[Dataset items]
▬▬▬▬▬▬▬▬▬▬
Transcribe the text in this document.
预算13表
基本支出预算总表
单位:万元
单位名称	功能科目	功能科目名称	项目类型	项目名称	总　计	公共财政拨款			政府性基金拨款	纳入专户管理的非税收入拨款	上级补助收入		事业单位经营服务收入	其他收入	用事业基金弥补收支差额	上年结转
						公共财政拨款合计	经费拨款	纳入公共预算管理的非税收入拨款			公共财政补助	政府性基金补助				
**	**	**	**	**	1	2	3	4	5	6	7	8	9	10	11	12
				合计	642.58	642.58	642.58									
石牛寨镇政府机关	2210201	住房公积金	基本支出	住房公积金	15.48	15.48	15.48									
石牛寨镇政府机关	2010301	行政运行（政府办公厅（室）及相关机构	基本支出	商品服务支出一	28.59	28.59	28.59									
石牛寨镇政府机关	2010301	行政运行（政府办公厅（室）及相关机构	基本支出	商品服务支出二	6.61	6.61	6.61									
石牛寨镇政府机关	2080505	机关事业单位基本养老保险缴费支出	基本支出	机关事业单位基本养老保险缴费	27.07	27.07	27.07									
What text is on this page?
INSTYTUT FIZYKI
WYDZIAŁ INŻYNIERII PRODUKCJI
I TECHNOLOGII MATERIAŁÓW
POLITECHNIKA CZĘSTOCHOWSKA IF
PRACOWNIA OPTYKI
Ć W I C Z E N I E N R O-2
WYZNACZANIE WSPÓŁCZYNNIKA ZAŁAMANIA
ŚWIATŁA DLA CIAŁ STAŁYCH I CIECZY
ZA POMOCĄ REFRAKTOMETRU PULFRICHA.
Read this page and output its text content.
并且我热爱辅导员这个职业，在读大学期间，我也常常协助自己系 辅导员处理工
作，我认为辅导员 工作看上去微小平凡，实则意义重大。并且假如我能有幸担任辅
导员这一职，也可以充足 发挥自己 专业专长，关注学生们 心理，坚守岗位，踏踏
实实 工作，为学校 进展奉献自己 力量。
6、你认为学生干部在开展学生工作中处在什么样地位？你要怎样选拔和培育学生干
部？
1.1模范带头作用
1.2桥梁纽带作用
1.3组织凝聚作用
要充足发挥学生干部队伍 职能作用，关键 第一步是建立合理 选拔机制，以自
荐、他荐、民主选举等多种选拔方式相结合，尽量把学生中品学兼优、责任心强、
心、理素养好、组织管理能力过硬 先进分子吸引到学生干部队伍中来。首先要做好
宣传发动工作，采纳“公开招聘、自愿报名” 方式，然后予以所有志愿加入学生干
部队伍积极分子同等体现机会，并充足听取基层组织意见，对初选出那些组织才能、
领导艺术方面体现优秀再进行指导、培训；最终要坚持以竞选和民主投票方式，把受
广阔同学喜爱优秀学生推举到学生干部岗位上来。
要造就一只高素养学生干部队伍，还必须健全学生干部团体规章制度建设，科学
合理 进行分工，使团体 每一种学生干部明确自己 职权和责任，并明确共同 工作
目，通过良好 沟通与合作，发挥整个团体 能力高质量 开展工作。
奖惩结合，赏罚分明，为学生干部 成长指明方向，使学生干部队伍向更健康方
▬▬▬▬▬▬▬▬▬▬
Your task is to pick out every line with the string "this" and copy it.

Transcribe the text in this document.
What text is on this page?
Read this page and output its text content.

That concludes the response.